• [EXTRACT PROVIDED]:
::::
Why Mother Nature is beauty’s latest muse
Backstage glamour at Jason Wu A/W 17
As 2017 comes to a close, there are signs that – as well as the usual talk of gift sets and New Year self-reinvention – the conversation around beauty as an industry is changing. After a year of more climate change debate, brands are realising that it is going to take more than words such as ‘recyclable’ and ‘sustainable’ to win our hearts (and money) and that they need to put social, ethical and environmental concerns at the heart of their business.
Take National Geographic explorer and UN lobbyist David de Rothschild. Having travelled the globe, discovering potent plant ingredients and meeting local tribe people, he says that rather than thinking about ‘nature’ as some abstract tagline, businesses and consumers need to actively give back to it.
::::
• [Element boundary records]:
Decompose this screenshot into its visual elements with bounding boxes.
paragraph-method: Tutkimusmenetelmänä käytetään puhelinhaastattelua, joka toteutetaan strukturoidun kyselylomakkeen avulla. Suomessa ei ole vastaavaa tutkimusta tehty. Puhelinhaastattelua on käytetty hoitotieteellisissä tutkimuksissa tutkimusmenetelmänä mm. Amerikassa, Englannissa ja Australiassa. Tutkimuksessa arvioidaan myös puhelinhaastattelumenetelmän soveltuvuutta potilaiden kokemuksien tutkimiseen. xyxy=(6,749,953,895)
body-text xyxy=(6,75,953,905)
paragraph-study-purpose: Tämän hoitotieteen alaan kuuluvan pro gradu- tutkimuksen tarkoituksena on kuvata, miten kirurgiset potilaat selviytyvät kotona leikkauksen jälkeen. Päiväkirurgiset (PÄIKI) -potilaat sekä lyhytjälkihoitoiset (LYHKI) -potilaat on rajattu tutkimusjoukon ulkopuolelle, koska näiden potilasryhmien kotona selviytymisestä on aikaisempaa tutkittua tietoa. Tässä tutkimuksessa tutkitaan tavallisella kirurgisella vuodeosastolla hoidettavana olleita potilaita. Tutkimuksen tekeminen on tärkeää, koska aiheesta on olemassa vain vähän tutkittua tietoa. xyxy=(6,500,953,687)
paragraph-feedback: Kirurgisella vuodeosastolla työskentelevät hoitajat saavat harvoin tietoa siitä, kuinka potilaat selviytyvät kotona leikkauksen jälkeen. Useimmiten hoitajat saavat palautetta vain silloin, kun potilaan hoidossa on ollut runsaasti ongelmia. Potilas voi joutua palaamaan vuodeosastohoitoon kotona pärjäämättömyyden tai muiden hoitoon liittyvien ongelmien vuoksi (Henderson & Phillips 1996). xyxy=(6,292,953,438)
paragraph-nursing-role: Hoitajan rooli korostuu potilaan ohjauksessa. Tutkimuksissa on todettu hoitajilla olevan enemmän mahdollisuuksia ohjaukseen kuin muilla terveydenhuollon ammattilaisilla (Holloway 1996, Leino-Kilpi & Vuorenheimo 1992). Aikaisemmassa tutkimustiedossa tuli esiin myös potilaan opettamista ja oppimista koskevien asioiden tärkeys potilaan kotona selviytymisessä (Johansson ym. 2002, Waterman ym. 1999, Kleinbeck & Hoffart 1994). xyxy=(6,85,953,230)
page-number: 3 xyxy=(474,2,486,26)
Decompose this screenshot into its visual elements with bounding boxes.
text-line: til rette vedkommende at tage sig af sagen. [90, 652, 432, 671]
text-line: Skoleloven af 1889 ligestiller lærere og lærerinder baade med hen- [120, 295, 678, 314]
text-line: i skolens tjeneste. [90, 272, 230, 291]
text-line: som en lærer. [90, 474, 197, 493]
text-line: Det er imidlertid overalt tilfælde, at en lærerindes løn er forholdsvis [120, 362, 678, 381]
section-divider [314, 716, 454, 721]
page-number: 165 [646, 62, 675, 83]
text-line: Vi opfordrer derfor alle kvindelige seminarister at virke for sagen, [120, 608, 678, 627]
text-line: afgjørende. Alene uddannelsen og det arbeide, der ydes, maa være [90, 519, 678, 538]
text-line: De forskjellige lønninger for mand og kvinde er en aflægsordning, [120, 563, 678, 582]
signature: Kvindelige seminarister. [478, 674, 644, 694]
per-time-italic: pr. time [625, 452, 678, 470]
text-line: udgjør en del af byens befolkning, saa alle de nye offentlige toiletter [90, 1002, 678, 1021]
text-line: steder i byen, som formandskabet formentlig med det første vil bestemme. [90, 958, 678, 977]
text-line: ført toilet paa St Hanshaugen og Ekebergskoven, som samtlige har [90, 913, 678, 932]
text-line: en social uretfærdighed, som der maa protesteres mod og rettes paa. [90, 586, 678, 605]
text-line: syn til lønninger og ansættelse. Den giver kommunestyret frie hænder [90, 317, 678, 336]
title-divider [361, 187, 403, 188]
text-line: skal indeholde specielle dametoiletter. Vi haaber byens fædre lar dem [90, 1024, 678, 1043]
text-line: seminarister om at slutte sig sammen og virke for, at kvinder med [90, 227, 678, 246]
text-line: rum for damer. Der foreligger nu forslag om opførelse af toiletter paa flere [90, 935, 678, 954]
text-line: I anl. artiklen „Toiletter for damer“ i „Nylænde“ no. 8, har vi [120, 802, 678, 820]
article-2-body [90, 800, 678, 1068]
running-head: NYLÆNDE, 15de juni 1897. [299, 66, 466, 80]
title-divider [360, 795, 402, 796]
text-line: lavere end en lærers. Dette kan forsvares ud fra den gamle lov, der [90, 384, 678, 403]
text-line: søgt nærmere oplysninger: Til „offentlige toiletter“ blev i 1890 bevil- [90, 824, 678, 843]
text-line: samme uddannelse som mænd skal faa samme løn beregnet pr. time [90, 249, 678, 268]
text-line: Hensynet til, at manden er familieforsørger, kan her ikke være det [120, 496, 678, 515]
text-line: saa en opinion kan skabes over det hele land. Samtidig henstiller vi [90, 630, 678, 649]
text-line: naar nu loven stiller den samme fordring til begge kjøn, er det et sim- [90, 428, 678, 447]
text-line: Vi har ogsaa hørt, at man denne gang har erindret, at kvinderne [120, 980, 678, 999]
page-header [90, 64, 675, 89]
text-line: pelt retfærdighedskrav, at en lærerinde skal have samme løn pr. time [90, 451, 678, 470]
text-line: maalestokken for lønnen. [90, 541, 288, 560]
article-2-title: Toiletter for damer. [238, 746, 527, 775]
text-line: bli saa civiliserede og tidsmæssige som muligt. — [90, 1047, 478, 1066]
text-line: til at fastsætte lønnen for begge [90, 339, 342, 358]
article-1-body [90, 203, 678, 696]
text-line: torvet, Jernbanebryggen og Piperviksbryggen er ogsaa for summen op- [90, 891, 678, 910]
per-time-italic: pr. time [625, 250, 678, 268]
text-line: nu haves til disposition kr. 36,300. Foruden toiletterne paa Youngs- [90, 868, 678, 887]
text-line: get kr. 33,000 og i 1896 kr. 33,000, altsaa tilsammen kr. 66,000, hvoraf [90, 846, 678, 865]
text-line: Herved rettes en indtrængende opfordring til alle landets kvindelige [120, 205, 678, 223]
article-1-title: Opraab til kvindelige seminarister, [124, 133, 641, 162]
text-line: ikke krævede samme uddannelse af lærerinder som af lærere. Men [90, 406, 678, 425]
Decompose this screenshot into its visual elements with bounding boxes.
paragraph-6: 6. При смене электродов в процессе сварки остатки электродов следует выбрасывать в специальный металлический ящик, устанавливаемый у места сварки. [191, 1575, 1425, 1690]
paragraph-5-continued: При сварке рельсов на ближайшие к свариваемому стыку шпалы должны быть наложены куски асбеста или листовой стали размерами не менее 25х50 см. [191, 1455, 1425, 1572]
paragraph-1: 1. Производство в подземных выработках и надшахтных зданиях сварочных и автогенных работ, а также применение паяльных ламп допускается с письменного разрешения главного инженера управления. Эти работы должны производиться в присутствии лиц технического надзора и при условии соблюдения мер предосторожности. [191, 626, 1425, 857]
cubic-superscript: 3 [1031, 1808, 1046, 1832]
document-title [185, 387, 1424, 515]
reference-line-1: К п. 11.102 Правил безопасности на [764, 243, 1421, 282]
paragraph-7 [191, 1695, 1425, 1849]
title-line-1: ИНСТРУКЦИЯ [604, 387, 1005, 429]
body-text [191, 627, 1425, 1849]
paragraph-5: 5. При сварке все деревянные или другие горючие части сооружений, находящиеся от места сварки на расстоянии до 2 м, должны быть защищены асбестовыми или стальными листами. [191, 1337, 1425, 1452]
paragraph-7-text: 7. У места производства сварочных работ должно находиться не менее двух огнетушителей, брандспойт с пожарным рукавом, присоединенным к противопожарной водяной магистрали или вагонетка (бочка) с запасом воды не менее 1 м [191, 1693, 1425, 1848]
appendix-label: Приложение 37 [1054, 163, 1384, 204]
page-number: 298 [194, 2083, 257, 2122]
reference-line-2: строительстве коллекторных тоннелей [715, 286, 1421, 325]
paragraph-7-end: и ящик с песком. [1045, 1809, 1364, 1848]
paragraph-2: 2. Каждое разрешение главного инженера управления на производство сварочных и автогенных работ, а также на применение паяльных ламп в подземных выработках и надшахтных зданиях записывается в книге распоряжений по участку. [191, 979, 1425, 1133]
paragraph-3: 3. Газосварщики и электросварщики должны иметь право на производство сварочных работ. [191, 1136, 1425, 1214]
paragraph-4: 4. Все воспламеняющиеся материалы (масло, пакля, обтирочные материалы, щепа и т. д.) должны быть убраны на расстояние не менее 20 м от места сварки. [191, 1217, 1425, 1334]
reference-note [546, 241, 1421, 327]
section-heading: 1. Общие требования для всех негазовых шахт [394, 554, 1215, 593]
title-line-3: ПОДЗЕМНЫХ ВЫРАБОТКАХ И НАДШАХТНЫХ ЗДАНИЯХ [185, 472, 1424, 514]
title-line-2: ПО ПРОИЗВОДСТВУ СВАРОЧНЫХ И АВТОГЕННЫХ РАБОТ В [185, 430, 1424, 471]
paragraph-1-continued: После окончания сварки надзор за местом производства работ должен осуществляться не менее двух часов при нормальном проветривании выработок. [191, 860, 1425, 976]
::::
• [TASKS TO CARRY OUT]:
- 1) Write out the passage of the article on nature as beauty's muse from "Take National Geographic" to "back to it.".
- 2) Extend the article on nature as beauty's muse, starting right after its final sentence.

• [RESULTS FOR THE EXERCISE]:
- 1)
Take National Geographic explorer and UN lobbyist David de Rothschild. Having travelled the globe, discovering potent plant ingredients and meeting local tribe people, he says that rather than thinking about ‘nature’ as some abstract tagline, businesses and consumers need to actively give back to it.

- 2)
UN lobbyist David de Rothschild’s new unisex skin collection, The Lost Explorer, sources sustainable ingredients from Brazil to the Serengeti
His new unisex skin collection The Lost Explorer works ‘in partnership’ with nature – ingredients are sourced as far and wide as Brazil to the Serengeti with respect for local environments and people. It helps that the divinely soothing Marula Head to Toe Nourishment Oil (£54) and Everyday Skin Support Balm (£46, both thelostexplorer.com) work brilliantly.
Marula Head to Toe Nourishment Oil (£54) and Everyday Skin Support Balm (£46, both thelostexplorer.com)
If you’re looking for brands with a similar outlook, positiveluxury.com has done the hard, credential-checking work for you. On it you’ll find products such as 58 Lifestyle’s green mandarin and geranium Balancing Hand Cream (£18, 58lifestyle.com) bearing symbols affirming that the brand conforms to equal employment practices, has environmentally friendly packaging and is a charitable foundation.
Then there’s Ainsel London. Founded by millennials (who, research shows, will pay more for sustainable brands), its Capsule Lipstick Collection contains shades such as Sarong and Kimono (£21 each, ainsel.com) that not only replicate the catwalk look from Jason Wu’s A/W 17 show but also boast food-grade ingredients, contribute to charity and use only recycled and recyclable packaging.
Replicate the catwalk look from Jason Wu’s A/W 17 show with Ainsel London
Ainsel London The Capsule Lipstick Collection in Sarong (left) and Kimono (£21 each, ainsel.com)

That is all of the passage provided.